● STATED PROBLEM: Below are some entries. Output each one exactly as it appears.

** Begin SOURCE MATERIAL **

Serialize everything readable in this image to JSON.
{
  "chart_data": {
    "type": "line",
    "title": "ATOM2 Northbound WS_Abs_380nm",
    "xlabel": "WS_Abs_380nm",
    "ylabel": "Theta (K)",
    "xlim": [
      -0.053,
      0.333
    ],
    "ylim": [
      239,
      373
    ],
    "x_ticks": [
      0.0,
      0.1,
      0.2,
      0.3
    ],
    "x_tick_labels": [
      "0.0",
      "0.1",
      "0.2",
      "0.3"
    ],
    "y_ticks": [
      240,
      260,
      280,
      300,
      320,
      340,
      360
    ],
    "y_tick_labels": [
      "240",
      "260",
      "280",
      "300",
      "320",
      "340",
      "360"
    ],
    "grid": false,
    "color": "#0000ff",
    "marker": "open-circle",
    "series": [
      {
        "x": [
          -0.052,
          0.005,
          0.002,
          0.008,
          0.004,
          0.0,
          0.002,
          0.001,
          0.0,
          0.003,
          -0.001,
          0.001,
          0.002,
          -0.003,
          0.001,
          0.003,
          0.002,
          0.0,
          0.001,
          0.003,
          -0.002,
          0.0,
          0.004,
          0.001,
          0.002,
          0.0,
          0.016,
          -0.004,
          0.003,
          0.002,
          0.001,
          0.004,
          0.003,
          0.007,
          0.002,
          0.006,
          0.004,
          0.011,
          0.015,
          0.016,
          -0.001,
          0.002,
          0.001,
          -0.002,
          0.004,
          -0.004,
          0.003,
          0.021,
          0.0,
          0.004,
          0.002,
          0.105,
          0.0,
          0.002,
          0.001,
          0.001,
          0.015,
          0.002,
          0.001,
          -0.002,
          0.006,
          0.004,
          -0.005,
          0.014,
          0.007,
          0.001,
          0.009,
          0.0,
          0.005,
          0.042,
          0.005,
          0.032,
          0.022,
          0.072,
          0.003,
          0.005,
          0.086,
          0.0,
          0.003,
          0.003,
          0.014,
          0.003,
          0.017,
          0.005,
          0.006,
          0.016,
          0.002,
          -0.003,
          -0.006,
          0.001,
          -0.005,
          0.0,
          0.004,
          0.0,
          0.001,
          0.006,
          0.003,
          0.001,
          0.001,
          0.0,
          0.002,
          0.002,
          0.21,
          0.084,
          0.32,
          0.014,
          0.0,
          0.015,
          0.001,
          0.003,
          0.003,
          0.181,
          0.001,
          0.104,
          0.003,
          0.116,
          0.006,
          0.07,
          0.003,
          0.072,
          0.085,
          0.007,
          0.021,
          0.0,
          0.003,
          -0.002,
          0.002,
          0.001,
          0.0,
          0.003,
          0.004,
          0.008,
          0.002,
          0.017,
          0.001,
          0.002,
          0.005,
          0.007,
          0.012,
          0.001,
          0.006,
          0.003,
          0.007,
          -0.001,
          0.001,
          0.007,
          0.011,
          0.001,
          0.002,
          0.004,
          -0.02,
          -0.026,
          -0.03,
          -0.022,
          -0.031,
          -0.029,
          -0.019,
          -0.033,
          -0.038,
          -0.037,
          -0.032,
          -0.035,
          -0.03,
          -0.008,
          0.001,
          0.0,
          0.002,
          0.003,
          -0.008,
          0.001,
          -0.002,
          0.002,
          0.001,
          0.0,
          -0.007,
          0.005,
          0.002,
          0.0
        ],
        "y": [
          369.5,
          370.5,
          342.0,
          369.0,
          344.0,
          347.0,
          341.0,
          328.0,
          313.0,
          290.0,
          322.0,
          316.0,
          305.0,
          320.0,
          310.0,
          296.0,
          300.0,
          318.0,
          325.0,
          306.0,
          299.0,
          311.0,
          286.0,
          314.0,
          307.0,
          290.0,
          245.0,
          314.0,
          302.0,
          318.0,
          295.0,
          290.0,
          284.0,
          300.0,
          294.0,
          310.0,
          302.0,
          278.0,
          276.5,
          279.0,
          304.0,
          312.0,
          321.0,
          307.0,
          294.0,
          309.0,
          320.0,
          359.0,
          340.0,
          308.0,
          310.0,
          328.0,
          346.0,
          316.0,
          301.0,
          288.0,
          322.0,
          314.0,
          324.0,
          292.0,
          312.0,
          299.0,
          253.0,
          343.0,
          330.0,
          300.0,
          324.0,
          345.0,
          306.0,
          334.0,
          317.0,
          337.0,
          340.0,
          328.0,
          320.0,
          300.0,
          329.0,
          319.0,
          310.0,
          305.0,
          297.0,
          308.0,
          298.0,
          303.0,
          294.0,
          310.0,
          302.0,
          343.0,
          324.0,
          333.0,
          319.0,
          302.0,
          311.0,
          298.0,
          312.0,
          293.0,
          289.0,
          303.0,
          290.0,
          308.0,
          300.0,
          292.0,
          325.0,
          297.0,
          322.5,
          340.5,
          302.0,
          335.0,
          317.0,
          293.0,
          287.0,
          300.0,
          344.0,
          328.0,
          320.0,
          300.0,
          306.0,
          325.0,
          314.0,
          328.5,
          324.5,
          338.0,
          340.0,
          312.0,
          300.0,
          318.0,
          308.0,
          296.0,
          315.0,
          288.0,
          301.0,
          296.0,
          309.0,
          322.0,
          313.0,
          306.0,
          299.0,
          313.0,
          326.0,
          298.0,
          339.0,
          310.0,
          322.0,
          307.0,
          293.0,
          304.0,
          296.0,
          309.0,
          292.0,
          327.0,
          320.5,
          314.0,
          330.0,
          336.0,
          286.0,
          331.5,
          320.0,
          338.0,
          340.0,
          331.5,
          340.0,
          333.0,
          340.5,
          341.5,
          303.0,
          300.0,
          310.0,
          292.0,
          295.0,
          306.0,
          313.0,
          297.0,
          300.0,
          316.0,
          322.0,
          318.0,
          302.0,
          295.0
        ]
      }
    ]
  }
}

** End SOURCE MATERIAL **

● EXERCISE OUTPUT:
Serialize everything readable in this image to JSON.
{
  "chart_data": {
    "type": "line",
    "title": "ATOM2 Northbound WS_Abs_380nm",
    "xlabel": "WS_Abs_380nm",
    "ylabel": "Theta (K)",
    "xlim": [
      -0.053,
      0.333
    ],
    "ylim": [
      239,
      373
    ],
    "x_ticks": [
      0.0,
      0.1,
      0.2,
      0.3
    ],
    "x_tick_labels": [
      "0.0",
      "0.1",
      "0.2",
      "0.3"
    ],
    "y_ticks": [
      240,
      260,
      280,
      300,
      320,
      340,
      360
    ],
    "y_tick_labels": [
      "240",
      "260",
      "280",
      "300",
      "320",
      "340",
      "360"
    ],
    "grid": false,
    "color": "#0000ff",
    "marker": "open-circle",
    "series": [
      {
        "x": [
          -0.052,
          0.005,
          0.002,
          0.008,
          0.004,
          0.0,
          0.002,
          0.001,
          0.0,
          0.003,
          -0.001,
          0.001,
          0.002,
          -0.003,
          0.001,
          0.003,
          0.002,
          0.0,
          0.001,
          0.003,
          -0.002,
          0.0,
          0.004,
          0.001,
          0.002,
          0.0,
          0.016,
          -0.004,
          0.003,
          0.002,
          0.001,
          0.004,
          0.003,
          0.007,
          0.002,
          0.006,
          0.004,
          0.011,
          0.015,
          0.016,
          -0.001,
          0.002,
          0.001,
          -0.002,
          0.004,
          -0.004,
          0.003,
          0.021,
          0.0,
          0.004,
          0.002,
          0.105,
          0.0,
          0.002,
          0.001,
          0.001,
          0.015,
          0.002,
          0.001,
          -0.002,
          0.006,
          0.004,
          -0.005,
          0.014,
          0.007,
          0.001,
          0.009,
          0.0,
          0.005,
          0.042,
          0.005,
          0.032,
          0.022,
          0.072,
          0.003,
          0.005,
          0.086,
          0.0,
          0.003,
          0.003,
          0.014,
          0.003,
          0.017,
          0.005,
          0.006,
          0.016,
          0.002,
          -0.003,
          -0.006,
          0.001,
          -0.005,
          0.0,
          0.004,
          0.0,
          0.001,
          0.006,
          0.003,
          0.001,
          0.001,
          0.0,
          0.002,
          0.002,
          0.21,
          0.084,
          0.32,
          0.014,
          0.0,
          0.015,
          0.001,
          0.003,
          0.003,
          0.181,
          0.001,
          0.104,
          0.003,
          0.116,
          0.006,
          0.07,
          0.003,
          0.072,
          0.085,
          0.007,
          0.021,
          0.0,
          0.003,
          -0.002,
          0.002,
          0.001,
          0.0,
          0.003,
          0.004,
          0.008,
          0.002,
          0.017,
          0.001,
          0.002,
          0.005,
          0.007,
          0.012,
          0.001,
          0.006,
          0.003,
          0.007,
          -0.001,
          0.001,
          0.007,
          0.011,
          0.001,
          0.002,
          0.004,
          -0.02,
          -0.026,
          -0.03,
          -0.022,
          -0.031,
          -0.029,
          -0.019,
          -0.033,
          -0.038,
          -0.037,
          -0.032,
          -0.035,
          -0.03,
          -0.008,
          0.001,
          0.0,
          0.002,
          0.003,
          -0.008,
          0.001,
          -0.002,
          0.002,
          0.001,
          0.0,
          -0.007,
          0.005,
          0.002,
          0.0
        ],
        "y": [
          369.5,
          370.5,
          342.0,
          369.0,
          344.0,
          347.0,
          341.0,
          328.0,
          313.0,
          290.0,
          322.0,
          316.0,
          305.0,
          320.0,
          310.0,
          296.0,
          300.0,
          318.0,
          325.0,
          306.0,
          299.0,
          311.0,
          286.0,
          314.0,
          307.0,
          290.0,
          245.0,
          314.0,
          302.0,
          318.0,
          295.0,
          290.0,
          284.0,
          300.0,
          294.0,
          310.0,
          302.0,
          278.0,
          276.5,
          279.0,
          304.0,
          312.0,
          321.0,
          307.0,
          294.0,
          309.0,
          320.0,
          359.0,
          340.0,
          308.0,
          310.0,
          328.0,
          346.0,
          316.0,
          301.0,
          288.0,
          322.0,
          314.0,
          324.0,
          292.0,
          312.0,
          299.0,
          253.0,
          343.0,
          330.0,
          300.0,
          324.0,
          345.0,
          306.0,
          334.0,
          317.0,
          337.0,
          340.0,
          328.0,
          320.0,
          300.0,
          329.0,
          319.0,
          310.0,
          305.0,
          297.0,
          308.0,
          298.0,
          303.0,
          294.0,
          310.0,
          302.0,
          343.0,
          324.0,
          333.0,
          319.0,
          302.0,
          311.0,
          298.0,
          312.0,
          293.0,
          289.0,
          303.0,
          290.0,
          308.0,
          300.0,
          292.0,
          325.0,
          297.0,
          322.5,
          340.5,
          302.0,
          335.0,
          317.0,
          293.0,
          287.0,
          300.0,
          344.0,
          328.0,
          320.0,
          300.0,
          306.0,
          325.0,
          314.0,
          328.5,
          324.5,
          338.0,
          340.0,
          312.0,
          300.0,
          318.0,
          308.0,
          296.0,
          315.0,
          288.0,
          301.0,
          296.0,
          309.0,
          322.0,
          313.0,
          306.0,
          299.0,
          313.0,
          326.0,
          298.0,
          339.0,
          310.0,
          322.0,
          307.0,
          293.0,
          304.0,
          296.0,
          309.0,
          292.0,
          327.0,
          320.5,
          314.0,
          330.0,
          336.0,
          286.0,
          331.5,
          320.0,
          338.0,
          340.0,
          331.5,
          340.0,
          333.0,
          340.5,
          341.5,
          303.0,
          300.0,
          310.0,
          292.0,
          295.0,
          306.0,
          313.0,
          297.0,
          300.0,
          316.0,
          322.0,
          318.0,
          302.0,
          295.0
        ]
      }
    ]
  }
}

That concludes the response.